### SELECTED EXCERPT

Pam | 28 January 2014

Thanks Fiona. So true. Still l think your Tony Abbot restaurant 'Open for Business' is the best.
Annabel | 29 January 2014

Multicultural Australia !
nick agocs | 29 January 2014

Shame we still need to point this out - but thank you!
Esta Paschalidis Chilas | 29 January 2014

Nice way to conflate boat people refugees and immigrants, Fiona, enabling you to accuse those who think allowing boat people uninhibited access to Australia is not a prudent solution of being opposed to ANY refugees or migrants at all coming into Australia. It must be such fun to be a cartoonist.
HH | 30 January 2014

Hi HH, Just to clarify, I never said anything about "uninhibited access" and I wasn't conflating boat people, immigrants and refugees. The cartoon was about refugees- Many worked the Snowy Mountains Project or (like my grandfather) on nation building projects. Many, like Frank Lowy, The Kaldor Family, Ahn Do, Karl Kruszelnicki, Gustav Nossal, Les Murray, Majak Daw, James Spiegelman, Lily Brett, Alice Pung, Tan Le, etc etc have contributed enormously to our nation. Nor am I conflating refugees with asylum seekers, however there is a connection. Around 80-90% of "boat people" are found (when we actually assess them as per the Convention we signed) to be refugees- with great potential to contribute to our society. Cheers, Fiona PS Yes it is fun to be a cartoonist.

Element location listings:

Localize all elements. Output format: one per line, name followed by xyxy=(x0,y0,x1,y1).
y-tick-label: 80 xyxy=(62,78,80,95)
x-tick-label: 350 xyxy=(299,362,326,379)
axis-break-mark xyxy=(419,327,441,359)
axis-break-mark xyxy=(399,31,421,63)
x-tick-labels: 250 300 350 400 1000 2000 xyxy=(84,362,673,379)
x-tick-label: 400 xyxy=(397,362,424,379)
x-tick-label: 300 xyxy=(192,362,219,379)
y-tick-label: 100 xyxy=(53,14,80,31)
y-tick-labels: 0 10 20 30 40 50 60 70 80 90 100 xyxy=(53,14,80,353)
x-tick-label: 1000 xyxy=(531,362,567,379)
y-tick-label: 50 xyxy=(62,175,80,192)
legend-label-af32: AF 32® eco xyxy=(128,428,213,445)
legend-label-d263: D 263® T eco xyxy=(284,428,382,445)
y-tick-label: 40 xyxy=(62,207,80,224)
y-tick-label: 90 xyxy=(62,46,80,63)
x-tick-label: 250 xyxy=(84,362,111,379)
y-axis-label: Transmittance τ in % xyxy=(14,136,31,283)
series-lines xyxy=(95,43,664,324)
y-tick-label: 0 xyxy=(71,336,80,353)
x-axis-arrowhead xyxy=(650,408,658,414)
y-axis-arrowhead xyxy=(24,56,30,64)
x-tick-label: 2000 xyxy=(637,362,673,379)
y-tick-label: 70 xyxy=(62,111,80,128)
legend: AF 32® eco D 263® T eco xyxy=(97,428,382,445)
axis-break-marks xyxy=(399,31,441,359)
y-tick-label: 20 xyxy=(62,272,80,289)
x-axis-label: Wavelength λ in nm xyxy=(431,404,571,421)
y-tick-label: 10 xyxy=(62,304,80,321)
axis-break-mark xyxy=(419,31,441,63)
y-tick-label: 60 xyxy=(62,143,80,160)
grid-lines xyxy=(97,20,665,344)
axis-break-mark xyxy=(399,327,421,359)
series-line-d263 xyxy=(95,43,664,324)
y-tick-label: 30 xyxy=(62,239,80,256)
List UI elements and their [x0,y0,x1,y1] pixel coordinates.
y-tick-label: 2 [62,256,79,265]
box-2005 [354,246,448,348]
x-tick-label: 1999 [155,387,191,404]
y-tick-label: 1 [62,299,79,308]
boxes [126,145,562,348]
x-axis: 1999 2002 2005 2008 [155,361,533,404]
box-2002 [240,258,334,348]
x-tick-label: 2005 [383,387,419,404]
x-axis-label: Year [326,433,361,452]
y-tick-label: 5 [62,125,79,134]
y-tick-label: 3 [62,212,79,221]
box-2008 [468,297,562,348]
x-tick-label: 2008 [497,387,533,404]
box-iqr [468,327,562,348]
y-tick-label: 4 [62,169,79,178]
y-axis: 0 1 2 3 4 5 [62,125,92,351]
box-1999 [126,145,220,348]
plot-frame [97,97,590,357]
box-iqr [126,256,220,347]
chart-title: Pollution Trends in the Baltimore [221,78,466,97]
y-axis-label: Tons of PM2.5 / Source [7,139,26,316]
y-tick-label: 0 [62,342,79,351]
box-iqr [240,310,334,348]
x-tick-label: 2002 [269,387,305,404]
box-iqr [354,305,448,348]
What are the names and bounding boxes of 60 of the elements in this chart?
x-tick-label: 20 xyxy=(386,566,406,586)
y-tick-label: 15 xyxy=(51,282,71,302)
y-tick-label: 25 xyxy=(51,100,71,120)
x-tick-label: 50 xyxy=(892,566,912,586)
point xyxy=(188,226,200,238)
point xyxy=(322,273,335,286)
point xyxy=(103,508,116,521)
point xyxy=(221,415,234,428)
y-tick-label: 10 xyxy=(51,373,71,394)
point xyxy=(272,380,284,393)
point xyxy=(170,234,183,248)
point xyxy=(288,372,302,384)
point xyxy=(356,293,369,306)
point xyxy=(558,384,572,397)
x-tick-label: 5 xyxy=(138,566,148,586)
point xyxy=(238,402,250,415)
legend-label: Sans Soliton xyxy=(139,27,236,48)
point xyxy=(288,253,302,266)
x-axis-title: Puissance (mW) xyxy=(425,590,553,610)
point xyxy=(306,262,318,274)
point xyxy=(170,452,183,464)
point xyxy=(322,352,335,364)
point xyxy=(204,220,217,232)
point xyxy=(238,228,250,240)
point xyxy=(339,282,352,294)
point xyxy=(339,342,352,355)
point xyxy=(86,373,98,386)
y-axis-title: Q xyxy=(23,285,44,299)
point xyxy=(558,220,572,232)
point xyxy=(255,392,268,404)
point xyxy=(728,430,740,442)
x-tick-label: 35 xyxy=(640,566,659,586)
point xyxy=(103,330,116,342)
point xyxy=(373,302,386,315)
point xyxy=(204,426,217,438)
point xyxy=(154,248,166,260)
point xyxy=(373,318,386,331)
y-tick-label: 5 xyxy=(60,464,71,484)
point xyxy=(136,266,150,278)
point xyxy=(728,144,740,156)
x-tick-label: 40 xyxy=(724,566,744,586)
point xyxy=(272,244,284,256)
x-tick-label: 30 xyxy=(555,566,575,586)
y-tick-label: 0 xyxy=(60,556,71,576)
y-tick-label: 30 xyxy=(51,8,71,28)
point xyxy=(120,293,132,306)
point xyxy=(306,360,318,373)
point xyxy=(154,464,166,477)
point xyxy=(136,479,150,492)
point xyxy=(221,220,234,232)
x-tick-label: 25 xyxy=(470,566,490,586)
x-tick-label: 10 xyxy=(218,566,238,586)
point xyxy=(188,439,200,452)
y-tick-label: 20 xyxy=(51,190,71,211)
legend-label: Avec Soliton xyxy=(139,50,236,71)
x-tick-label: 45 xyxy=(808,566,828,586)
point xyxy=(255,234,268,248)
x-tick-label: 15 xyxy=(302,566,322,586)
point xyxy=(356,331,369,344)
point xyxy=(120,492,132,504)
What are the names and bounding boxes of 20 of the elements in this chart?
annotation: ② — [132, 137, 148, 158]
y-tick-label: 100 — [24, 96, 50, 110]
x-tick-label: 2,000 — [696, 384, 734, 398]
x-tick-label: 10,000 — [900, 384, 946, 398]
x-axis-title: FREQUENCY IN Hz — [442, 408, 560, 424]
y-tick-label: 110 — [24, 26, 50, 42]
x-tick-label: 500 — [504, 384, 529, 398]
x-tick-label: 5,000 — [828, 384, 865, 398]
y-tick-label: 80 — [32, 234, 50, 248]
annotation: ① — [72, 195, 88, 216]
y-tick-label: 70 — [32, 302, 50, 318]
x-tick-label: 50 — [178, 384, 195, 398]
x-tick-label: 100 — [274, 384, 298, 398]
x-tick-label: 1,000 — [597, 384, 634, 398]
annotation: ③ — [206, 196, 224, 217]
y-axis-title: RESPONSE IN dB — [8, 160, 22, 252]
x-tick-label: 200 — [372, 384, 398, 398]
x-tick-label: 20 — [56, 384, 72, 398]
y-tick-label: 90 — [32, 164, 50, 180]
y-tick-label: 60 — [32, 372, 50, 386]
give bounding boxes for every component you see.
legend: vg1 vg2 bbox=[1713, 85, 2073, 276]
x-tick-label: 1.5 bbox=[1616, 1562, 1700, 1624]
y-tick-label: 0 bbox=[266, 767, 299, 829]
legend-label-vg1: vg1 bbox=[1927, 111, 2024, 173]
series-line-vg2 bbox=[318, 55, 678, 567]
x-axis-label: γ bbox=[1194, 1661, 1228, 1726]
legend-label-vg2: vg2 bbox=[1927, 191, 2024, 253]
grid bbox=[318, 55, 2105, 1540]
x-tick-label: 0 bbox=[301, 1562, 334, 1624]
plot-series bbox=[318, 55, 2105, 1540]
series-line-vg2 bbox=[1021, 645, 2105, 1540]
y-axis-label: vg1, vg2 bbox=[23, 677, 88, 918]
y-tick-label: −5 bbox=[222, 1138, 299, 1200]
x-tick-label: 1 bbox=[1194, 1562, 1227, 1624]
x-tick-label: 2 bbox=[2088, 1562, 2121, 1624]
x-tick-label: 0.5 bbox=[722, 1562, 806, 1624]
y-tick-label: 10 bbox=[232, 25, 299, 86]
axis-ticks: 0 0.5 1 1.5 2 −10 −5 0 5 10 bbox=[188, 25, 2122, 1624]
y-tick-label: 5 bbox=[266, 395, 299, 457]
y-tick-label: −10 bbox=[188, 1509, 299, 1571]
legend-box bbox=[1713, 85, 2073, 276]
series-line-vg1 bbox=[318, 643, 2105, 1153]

### REQUIRED TASK 1
Print everything in the reader comments on the refugee cartoon from "Annabel | 29" down to "such fun to be a cartoonist.".
### REQUIRED TASK 2
Carry on the reader comments on the refugee cartoon from the point where they stop.
The items have no connection to the reader comments on the refugee cartoon.

### TASK RESULT 1
Annabel | 29 January 2014

Multicultural Australia !
nick agocs | 29 January 2014

Shame we still need to point this out - but thank you!
Esta Paschalidis Chilas | 29 January 2014

Nice way to conflate boat people refugees and immigrants, Fiona, enabling you to accuse those who think allowing boat people uninhibited access to Australia is not a prudent solution of being opposed to ANY refugees or migrants at all coming into Australia. It must be such fun to be a cartoonist.

### TASK RESULT 2
Fiona Katauskas | 30 January 2014

Brilliant Fiona. Indeed, where we would we be without those wonderful people! They built this great country. We should always open our doors and arms to refugees. Always.
Louw | 31 January 2014

Thank you the variety and consistently high quality of the articles you publish.
Jim Knight | 31 January 2014

Well in that case, Fiona, your cartoon is attacking a straw man, and rather pointedly a straw white male at that. While there are legitimate debates on levels of refugee and migrant intakes and the procedures for such, I know of no-one putting it about that refugees have never contributed anything positive to Australia. As to the figure of 80-90% being found to be refugees, this is way above the global rate of 30% as assessed by UNHCR, largely due to the stacking of the RRT and DIAC with refugee advocates, with some absurd examples cropping up over the years.
HH | 31 January 2014

For goodness sake HH, Fiona is simply making the point, in her cartoon, that "boat people refugees" (my words") of the past few years, have not, in the opinion of a lot of Australians, contributed anything much to this country. Well, they have not been here long enough to achieve what the cartoon uses as examples. Given time, they will. They will do their bit in the fullness of time. I know of one Afghan lad who works three jobs to get enough money.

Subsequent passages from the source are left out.